Problem
Transcribe all the entries word for word, skipping the pictures.

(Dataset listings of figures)
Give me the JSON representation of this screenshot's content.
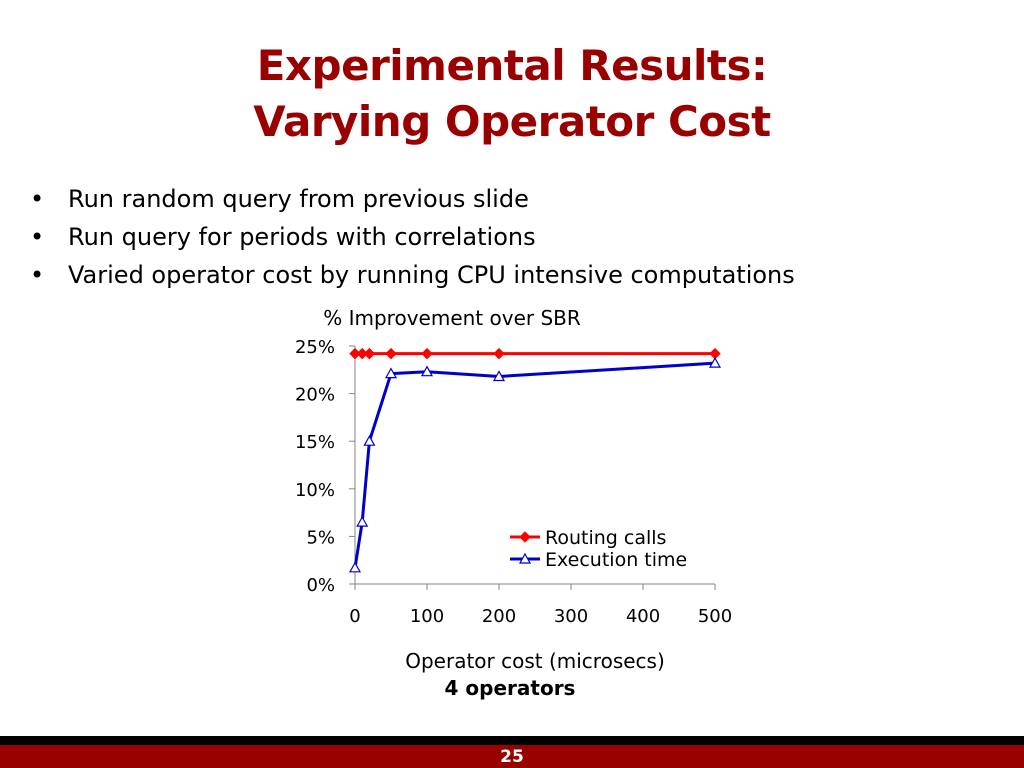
{
  "slide": {
    "title_line1": "Experimental Results:",
    "title_line2": "Varying Operator Cost",
    "bullets": [
      "Run random query from previous slide",
      "Run query for periods with correlations",
      "Varied operator cost by running CPU intensive computations"
    ],
    "caption": "4 operators",
    "page_number": "25",
    "colors": {
      "title": "#990000",
      "footer_bar": "#990000",
      "footer_rule": "#000000"
    }
  },
  "chart_data": {
    "type": "line",
    "title": "% Improvement over SBR",
    "xlabel": "Operator cost (microsecs)",
    "ylabel": "",
    "xlim": [
      0,
      500
    ],
    "ylim": [
      0,
      25
    ],
    "x_ticks": [
      0,
      100,
      200,
      300,
      400,
      500
    ],
    "y_ticks": [
      0,
      5,
      10,
      15,
      20,
      25
    ],
    "y_tick_labels": [
      "0%",
      "5%",
      "10%",
      "15%",
      "20%",
      "25%"
    ],
    "grid": false,
    "legend_position": "bottom-right",
    "series": [
      {
        "name": "Routing calls",
        "color": "#ff0000",
        "marker": "diamond",
        "x": [
          0,
          10,
          20,
          50,
          100,
          200,
          500
        ],
        "y": [
          24.2,
          24.2,
          24.2,
          24.2,
          24.2,
          24.2,
          24.2
        ]
      },
      {
        "name": "Execution time",
        "color": "#0000cc",
        "marker": "triangle",
        "x": [
          0,
          10,
          20,
          50,
          100,
          200,
          500
        ],
        "y": [
          1.7,
          6.5,
          15.0,
          22.1,
          22.3,
          21.8,
          23.2
        ]
      }
    ]
  }
}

Exercise output
Give me the JSON representation of this screenshot's content.
{
  "slide": {
    "title_line1": "Experimental Results:",
    "title_line2": "Varying Operator Cost",
    "bullets": [
      "Run random query from previous slide",
      "Run query for periods with correlations",
      "Varied operator cost by running CPU intensive computations"
    ],
    "caption": "4 operators",
    "page_number": "25",
    "colors": {
      "title": "#990000",
      "footer_bar": "#990000",
      "footer_rule": "#000000"
    }
  },
  "chart_data": {
    "type": "line",
    "title": "% Improvement over SBR",
    "xlabel": "Operator cost (microsecs)",
    "ylabel": "",
    "xlim": [
      0,
      500
    ],
    "ylim": [
      0,
      25
    ],
    "x_ticks": [
      0,
      100,
      200,
      300,
      400,
      500
    ],
    "y_ticks": [
      0,
      5,
      10,
      15,
      20,
      25
    ],
    "y_tick_labels": [
      "0%",
      "5%",
      "10%",
      "15%",
      "20%",
      "25%"
    ],
    "grid": false,
    "legend_position": "bottom-right",
    "series": [
      {
        "name": "Routing calls",
        "color": "#ff0000",
        "marker": "diamond",
        "x": [
          0,
          10,
          20,
          50,
          100,
          200,
          500
        ],
        "y": [
          24.2,
          24.2,
          24.2,
          24.2,
          24.2,
          24.2,
          24.2
        ]
      },
      {
        "name": "Execution time",
        "color": "#0000cc",
        "marker": "triangle",
        "x": [
          0,
          10,
          20,
          50,
          100,
          200,
          500
        ],
        "y": [
          1.7,
          6.5,
          15.0,
          22.1,
          22.3,
          21.8,
          23.2
        ]
      }
    ]
  }
}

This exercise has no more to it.